AIM | Gather every line of the listing below that contains the string "countdown". Uppercase and lowercase count as different.

Element boundary records |
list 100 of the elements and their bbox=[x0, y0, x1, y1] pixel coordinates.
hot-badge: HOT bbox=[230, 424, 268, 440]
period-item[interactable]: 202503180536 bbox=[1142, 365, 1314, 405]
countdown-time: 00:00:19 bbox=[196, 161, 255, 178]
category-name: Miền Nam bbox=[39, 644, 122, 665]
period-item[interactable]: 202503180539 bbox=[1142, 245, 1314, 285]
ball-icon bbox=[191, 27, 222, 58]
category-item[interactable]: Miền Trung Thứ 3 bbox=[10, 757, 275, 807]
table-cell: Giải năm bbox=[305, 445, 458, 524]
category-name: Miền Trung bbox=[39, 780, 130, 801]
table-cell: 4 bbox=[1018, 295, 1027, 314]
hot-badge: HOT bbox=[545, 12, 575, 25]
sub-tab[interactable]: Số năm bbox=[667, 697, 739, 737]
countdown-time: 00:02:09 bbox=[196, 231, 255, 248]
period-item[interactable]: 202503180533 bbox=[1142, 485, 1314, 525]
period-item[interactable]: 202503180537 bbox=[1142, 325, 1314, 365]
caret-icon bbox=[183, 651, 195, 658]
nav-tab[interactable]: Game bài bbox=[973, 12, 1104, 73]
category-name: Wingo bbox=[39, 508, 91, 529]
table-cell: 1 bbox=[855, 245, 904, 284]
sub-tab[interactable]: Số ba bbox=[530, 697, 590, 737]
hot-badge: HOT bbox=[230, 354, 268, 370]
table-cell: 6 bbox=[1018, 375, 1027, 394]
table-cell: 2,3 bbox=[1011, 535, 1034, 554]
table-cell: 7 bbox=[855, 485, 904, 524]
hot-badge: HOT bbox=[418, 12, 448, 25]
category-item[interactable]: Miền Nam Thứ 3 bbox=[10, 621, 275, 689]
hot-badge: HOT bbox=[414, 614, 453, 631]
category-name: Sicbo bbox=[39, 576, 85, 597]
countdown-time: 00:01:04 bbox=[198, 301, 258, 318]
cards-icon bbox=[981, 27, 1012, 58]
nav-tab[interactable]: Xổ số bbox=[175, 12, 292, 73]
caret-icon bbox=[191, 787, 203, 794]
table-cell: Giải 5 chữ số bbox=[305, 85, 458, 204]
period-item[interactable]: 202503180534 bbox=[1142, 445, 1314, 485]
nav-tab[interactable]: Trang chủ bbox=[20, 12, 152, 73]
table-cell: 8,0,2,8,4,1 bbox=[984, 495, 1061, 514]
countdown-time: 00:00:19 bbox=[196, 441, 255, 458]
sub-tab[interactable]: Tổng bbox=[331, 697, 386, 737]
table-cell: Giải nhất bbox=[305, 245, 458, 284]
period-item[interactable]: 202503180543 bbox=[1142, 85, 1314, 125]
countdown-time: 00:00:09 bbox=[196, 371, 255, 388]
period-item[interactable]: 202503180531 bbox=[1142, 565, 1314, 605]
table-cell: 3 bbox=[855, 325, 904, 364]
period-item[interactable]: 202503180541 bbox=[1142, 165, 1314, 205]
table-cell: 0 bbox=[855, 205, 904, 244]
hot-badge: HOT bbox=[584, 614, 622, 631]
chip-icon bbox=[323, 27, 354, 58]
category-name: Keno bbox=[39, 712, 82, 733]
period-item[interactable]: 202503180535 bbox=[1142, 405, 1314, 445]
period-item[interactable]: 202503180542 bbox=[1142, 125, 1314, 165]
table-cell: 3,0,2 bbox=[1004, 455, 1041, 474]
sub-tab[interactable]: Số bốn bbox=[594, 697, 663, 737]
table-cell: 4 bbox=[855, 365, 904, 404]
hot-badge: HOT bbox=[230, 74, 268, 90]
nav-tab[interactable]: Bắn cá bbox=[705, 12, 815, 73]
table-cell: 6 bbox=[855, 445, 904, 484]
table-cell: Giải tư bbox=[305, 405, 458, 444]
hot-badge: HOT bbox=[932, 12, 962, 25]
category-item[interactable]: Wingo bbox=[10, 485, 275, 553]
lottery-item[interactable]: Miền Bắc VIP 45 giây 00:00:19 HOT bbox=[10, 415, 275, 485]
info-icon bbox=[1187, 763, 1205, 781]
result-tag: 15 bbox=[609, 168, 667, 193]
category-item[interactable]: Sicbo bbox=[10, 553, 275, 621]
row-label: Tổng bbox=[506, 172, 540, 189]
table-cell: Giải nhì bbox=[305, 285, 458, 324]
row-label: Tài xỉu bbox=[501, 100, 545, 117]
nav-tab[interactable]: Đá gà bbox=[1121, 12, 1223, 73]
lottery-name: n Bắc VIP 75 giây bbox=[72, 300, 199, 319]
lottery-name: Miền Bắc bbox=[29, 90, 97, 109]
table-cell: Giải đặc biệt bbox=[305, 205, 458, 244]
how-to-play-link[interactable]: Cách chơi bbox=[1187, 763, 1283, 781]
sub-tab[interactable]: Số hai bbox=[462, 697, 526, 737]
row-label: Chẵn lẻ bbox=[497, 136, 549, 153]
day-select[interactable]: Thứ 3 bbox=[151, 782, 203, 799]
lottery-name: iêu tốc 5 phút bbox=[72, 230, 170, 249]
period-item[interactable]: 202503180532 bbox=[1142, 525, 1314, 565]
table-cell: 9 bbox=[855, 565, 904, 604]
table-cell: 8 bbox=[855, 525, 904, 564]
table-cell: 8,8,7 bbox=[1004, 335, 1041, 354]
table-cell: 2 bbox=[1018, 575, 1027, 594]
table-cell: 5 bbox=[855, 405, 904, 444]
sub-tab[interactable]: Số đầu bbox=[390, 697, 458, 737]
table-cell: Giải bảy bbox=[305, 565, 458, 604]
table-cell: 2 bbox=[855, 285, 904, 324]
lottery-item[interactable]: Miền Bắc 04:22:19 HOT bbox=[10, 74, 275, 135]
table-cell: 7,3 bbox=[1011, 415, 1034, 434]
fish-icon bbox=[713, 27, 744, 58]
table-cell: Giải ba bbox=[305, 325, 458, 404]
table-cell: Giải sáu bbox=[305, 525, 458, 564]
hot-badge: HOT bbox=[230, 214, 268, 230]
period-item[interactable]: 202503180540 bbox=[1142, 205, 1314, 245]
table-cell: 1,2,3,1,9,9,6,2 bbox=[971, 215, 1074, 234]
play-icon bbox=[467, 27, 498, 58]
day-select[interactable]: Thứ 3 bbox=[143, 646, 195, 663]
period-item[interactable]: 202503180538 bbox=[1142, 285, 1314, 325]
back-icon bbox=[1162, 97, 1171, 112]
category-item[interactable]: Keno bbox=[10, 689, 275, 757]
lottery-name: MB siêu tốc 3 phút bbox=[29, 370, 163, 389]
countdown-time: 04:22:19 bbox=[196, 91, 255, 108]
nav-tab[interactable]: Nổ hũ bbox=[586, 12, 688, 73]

EXERCISE OUTPUT |
countdown-time: 00:00:19 bbox=[196, 161, 255, 178]
countdown-time: 00:02:09 bbox=[196, 231, 255, 248]
countdown-time: 00:01:04 bbox=[198, 301, 258, 318]
countdown-time: 00:00:19 bbox=[196, 441, 255, 458]
countdown-time: 00:00:09 bbox=[196, 371, 255, 388]
countdown-time: 04:22:19 bbox=[196, 91, 255, 108]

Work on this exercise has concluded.